Work to do: Give only the number of lines that contain the word "been".

Items from a dataset:

* begin *

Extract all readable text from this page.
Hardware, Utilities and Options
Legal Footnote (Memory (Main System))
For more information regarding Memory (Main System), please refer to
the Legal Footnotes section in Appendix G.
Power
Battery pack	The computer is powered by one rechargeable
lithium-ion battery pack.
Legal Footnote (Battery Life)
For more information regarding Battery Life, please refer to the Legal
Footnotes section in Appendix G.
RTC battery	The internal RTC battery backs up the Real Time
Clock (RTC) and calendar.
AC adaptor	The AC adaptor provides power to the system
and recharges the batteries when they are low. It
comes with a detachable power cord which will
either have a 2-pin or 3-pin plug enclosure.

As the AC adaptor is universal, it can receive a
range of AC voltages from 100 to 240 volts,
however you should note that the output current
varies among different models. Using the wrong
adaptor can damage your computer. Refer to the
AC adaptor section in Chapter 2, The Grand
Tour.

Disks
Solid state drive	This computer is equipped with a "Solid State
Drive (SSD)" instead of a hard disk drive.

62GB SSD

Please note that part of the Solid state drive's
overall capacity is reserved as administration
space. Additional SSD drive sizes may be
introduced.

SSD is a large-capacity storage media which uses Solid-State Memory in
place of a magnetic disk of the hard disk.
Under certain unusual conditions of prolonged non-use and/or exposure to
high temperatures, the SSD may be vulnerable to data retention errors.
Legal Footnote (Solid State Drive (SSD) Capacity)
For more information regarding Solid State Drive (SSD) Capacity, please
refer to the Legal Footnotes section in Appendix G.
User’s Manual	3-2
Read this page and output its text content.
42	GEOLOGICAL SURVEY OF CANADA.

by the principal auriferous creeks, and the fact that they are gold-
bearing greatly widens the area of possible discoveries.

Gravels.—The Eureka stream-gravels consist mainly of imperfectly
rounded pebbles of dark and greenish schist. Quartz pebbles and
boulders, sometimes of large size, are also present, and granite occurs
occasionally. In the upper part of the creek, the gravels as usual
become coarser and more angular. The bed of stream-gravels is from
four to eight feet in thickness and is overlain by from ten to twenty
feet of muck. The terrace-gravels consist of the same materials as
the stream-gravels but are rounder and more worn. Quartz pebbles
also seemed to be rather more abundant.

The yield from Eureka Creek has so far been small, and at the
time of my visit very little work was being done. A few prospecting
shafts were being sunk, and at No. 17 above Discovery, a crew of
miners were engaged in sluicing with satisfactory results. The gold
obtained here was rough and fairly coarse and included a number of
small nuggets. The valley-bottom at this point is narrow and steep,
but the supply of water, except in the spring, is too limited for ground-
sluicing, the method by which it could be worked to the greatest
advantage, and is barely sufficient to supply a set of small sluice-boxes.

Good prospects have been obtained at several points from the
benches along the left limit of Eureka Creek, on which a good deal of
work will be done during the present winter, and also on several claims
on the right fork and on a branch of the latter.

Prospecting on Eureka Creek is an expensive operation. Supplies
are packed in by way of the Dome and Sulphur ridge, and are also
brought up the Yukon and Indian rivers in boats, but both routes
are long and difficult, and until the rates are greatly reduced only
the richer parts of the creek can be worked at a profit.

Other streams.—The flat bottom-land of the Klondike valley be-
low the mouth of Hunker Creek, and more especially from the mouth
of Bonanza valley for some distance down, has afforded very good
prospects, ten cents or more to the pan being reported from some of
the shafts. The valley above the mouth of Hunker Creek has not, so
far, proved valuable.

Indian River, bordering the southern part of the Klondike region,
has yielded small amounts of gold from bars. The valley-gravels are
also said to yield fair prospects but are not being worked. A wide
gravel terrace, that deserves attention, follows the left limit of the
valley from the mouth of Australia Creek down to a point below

* end *

Output for this task: 2